> Work to do: Without changing a character, return the entries, but not the images they hold.

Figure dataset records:
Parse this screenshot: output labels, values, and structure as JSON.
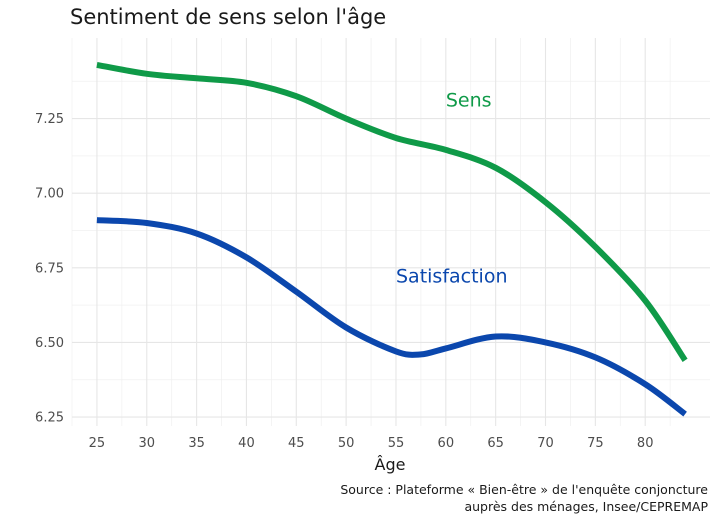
{
  "chart_data": {
    "type": "line",
    "title": "Sentiment de sens selon l'âge",
    "xlabel": "Âge",
    "ylabel": "",
    "xlim": [
      22.5,
      86.5
    ],
    "ylim": [
      6.22,
      7.52
    ],
    "x_ticks": [
      25,
      30,
      35,
      40,
      45,
      50,
      55,
      60,
      65,
      70,
      75,
      80
    ],
    "x_tick_labels": [
      "25",
      "30",
      "35",
      "40",
      "45",
      "50",
      "55",
      "60",
      "65",
      "70",
      "75",
      "80"
    ],
    "y_ticks": [
      6.25,
      6.5,
      6.75,
      7.0,
      7.25
    ],
    "y_tick_labels": [
      "6.25",
      "6.50",
      "6.75",
      "7.00",
      "7.25"
    ],
    "grid": true,
    "legend": "direct labels",
    "series": [
      {
        "name": "Sens",
        "color": "#0f9a48",
        "label_at": [
          60,
          7.29
        ],
        "x": [
          25,
          30,
          35,
          40,
          45,
          50,
          55,
          60,
          65,
          70,
          75,
          80,
          84
        ],
        "y": [
          7.43,
          7.4,
          7.385,
          7.37,
          7.325,
          7.25,
          7.185,
          7.145,
          7.085,
          6.97,
          6.82,
          6.64,
          6.44
        ]
      },
      {
        "name": "Satisfaction",
        "color": "#0b47ad",
        "label_at": [
          55,
          6.7
        ],
        "x": [
          25,
          30,
          35,
          40,
          45,
          50,
          55,
          57.5,
          60,
          65,
          70,
          75,
          80,
          84
        ],
        "y": [
          6.91,
          6.9,
          6.865,
          6.785,
          6.67,
          6.55,
          6.47,
          6.46,
          6.48,
          6.52,
          6.5,
          6.45,
          6.36,
          6.26
        ]
      }
    ]
  },
  "caption": {
    "line1": "Source : Plateforme « Bien-être » de l'enquête conjoncture",
    "line2": "auprès des ménages, Insee/CEPREMAP"
  }
}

> Answer to this problem:
Parse this screenshot: output labels, values, and structure as JSON.
{
  "chart_data": {
    "type": "line",
    "title": "Sentiment de sens selon l'âge",
    "xlabel": "Âge",
    "ylabel": "",
    "xlim": [
      22.5,
      86.5
    ],
    "ylim": [
      6.22,
      7.52
    ],
    "x_ticks": [
      25,
      30,
      35,
      40,
      45,
      50,
      55,
      60,
      65,
      70,
      75,
      80
    ],
    "x_tick_labels": [
      "25",
      "30",
      "35",
      "40",
      "45",
      "50",
      "55",
      "60",
      "65",
      "70",
      "75",
      "80"
    ],
    "y_ticks": [
      6.25,
      6.5,
      6.75,
      7.0,
      7.25
    ],
    "y_tick_labels": [
      "6.25",
      "6.50",
      "6.75",
      "7.00",
      "7.25"
    ],
    "grid": true,
    "legend": "direct labels",
    "series": [
      {
        "name": "Sens",
        "color": "#0f9a48",
        "label_at": [
          60,
          7.29
        ],
        "x": [
          25,
          30,
          35,
          40,
          45,
          50,
          55,
          60,
          65,
          70,
          75,
          80,
          84
        ],
        "y": [
          7.43,
          7.4,
          7.385,
          7.37,
          7.325,
          7.25,
          7.185,
          7.145,
          7.085,
          6.97,
          6.82,
          6.64,
          6.44
        ]
      },
      {
        "name": "Satisfaction",
        "color": "#0b47ad",
        "label_at": [
          55,
          6.7
        ],
        "x": [
          25,
          30,
          35,
          40,
          45,
          50,
          55,
          57.5,
          60,
          65,
          70,
          75,
          80,
          84
        ],
        "y": [
          6.91,
          6.9,
          6.865,
          6.785,
          6.67,
          6.55,
          6.47,
          6.46,
          6.48,
          6.52,
          6.5,
          6.45,
          6.36,
          6.26
        ]
      }
    ]
  },
  "caption": {
    "line1": "Source : Plateforme « Bien-être » de l'enquête conjoncture",
    "line2": "auprès des ménages, Insee/CEPREMAP"
  }
}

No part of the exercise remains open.